• Problem statement
Keep only the lines of the listing that include the word "Settings", and copy them.
==*==
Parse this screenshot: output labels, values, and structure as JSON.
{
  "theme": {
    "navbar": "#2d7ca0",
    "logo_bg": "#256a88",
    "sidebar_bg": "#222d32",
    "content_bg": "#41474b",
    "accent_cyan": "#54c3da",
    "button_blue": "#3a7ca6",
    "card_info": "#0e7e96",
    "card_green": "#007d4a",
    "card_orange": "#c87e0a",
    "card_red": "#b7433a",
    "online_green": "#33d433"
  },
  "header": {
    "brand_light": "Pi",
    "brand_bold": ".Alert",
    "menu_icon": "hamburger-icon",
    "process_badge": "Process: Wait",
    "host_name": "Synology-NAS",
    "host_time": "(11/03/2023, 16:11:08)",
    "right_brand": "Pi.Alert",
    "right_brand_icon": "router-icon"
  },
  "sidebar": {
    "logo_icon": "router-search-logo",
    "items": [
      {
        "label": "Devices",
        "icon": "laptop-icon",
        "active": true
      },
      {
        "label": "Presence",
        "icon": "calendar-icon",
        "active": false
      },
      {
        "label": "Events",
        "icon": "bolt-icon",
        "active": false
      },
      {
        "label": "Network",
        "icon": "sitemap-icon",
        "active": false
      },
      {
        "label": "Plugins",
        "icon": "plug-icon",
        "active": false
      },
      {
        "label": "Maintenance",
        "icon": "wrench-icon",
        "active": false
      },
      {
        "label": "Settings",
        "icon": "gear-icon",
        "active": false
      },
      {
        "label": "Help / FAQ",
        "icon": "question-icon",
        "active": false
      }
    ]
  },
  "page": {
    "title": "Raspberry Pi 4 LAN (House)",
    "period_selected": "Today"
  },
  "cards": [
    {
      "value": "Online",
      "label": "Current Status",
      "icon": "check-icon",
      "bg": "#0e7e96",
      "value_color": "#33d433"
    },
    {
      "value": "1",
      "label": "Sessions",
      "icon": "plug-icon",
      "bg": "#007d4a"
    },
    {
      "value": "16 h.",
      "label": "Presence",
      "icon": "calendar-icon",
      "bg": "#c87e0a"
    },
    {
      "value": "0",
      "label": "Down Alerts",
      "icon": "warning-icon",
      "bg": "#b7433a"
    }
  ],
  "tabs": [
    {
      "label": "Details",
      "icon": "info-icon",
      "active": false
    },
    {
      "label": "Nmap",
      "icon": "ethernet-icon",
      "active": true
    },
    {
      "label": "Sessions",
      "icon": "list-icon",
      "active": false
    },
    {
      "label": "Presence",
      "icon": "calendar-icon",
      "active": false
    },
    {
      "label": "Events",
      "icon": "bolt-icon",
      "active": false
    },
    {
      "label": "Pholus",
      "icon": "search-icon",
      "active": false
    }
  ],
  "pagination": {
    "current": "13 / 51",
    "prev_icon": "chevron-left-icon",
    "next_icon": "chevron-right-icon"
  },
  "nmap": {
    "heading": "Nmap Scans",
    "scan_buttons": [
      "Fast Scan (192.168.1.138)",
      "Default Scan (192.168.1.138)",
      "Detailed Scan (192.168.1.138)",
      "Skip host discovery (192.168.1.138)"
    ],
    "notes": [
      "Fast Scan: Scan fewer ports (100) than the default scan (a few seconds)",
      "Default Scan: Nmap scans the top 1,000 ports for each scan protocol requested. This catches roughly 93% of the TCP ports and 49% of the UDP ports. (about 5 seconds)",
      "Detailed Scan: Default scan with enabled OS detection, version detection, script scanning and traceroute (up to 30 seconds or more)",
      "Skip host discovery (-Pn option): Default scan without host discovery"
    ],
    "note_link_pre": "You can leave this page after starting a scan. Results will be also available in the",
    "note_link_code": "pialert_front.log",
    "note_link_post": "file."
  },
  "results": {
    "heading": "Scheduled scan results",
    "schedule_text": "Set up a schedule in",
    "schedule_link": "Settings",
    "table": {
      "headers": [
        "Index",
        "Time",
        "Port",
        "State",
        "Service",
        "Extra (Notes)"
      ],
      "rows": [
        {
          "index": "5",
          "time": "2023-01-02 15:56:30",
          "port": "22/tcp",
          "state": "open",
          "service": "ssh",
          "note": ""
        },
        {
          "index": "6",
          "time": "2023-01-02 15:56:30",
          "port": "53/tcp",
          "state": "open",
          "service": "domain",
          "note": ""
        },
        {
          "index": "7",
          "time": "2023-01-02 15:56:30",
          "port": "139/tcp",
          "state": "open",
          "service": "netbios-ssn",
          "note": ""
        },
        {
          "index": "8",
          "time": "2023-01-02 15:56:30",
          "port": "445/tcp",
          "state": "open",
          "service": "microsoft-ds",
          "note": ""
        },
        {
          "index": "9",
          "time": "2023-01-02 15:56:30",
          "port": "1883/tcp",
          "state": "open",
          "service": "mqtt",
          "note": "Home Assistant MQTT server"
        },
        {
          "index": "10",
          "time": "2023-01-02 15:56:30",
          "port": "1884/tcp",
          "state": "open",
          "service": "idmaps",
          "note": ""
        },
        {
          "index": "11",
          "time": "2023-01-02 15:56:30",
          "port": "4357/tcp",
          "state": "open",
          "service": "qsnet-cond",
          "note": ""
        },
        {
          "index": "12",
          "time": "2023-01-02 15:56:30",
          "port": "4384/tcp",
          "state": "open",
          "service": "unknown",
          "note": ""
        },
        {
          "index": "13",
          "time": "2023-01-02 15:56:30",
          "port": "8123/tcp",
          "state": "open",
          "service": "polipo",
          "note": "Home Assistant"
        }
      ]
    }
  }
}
==*==
• Exercise response
        "label": "Settings",
    "schedule_link": "Settings",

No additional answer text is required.